──────── TASK INPUT

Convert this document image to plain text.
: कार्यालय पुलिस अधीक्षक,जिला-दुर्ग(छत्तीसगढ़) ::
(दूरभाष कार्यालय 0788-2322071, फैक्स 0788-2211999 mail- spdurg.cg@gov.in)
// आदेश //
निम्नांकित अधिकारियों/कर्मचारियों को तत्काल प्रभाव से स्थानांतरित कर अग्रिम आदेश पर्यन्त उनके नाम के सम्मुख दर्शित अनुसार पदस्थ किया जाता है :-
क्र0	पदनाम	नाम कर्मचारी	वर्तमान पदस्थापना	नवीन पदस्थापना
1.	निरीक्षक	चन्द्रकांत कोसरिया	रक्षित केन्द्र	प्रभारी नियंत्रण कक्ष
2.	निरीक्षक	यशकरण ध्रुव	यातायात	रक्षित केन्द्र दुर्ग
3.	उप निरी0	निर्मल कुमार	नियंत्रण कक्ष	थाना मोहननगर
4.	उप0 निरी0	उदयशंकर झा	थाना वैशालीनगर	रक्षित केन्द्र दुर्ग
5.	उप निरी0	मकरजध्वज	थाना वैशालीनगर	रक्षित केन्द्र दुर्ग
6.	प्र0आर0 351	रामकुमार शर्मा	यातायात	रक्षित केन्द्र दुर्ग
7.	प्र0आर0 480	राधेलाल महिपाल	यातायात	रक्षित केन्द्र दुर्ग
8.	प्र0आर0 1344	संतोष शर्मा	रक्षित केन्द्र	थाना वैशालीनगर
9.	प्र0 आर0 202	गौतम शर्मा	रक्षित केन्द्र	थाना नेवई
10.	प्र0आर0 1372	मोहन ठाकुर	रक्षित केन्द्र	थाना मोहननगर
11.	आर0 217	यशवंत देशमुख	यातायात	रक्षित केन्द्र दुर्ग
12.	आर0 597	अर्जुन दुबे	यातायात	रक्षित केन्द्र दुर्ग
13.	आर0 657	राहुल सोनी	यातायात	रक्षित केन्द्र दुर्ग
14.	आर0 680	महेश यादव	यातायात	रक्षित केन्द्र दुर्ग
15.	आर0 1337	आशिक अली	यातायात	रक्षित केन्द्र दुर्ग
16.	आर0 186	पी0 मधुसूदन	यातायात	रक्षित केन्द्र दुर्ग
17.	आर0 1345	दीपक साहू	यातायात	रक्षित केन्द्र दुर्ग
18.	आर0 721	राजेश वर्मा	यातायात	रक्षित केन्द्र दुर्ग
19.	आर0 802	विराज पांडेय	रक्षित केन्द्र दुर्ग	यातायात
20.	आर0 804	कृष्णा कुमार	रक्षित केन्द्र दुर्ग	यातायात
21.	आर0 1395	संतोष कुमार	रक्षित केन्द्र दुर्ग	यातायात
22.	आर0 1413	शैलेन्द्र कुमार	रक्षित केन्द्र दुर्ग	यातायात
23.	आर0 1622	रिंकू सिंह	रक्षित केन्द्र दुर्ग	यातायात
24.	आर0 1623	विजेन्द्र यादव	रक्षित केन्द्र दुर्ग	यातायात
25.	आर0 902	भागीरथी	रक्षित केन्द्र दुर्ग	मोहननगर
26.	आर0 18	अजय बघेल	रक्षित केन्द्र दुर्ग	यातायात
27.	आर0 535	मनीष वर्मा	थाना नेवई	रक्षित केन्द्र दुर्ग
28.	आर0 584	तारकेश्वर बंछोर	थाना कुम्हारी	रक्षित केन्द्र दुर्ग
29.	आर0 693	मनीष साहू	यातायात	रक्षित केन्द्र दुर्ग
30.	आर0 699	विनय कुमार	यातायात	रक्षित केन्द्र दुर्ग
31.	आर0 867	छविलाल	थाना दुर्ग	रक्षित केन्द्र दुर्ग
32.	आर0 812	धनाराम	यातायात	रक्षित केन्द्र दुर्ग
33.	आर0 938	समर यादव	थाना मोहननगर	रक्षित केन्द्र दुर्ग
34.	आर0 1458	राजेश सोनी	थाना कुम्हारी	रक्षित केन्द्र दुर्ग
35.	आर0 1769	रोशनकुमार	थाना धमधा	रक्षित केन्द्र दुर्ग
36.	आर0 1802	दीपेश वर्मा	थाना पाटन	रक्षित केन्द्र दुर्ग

────────────────

▸ INSTRUCTIONS TO FOLLOW: Which lines in the listing above hold the word "हननगर"? Show each of them.

▸ WRITTEN RESPONSE:
3.	उप निरी0	निर्मल कुमार	नियंत्रण कक्ष	थाना मोहननगर
10.	प्र0आर0 1372	मोहन ठाकुर	रक्षित केन्द्र	थाना मोहननगर
25.	आर0 902	भागीरथी	रक्षित केन्द्र दुर्ग	मोहननगर
33.	आर0 938	समर यादव	थाना मोहननगर	रक्षित केन्द्र दुर्ग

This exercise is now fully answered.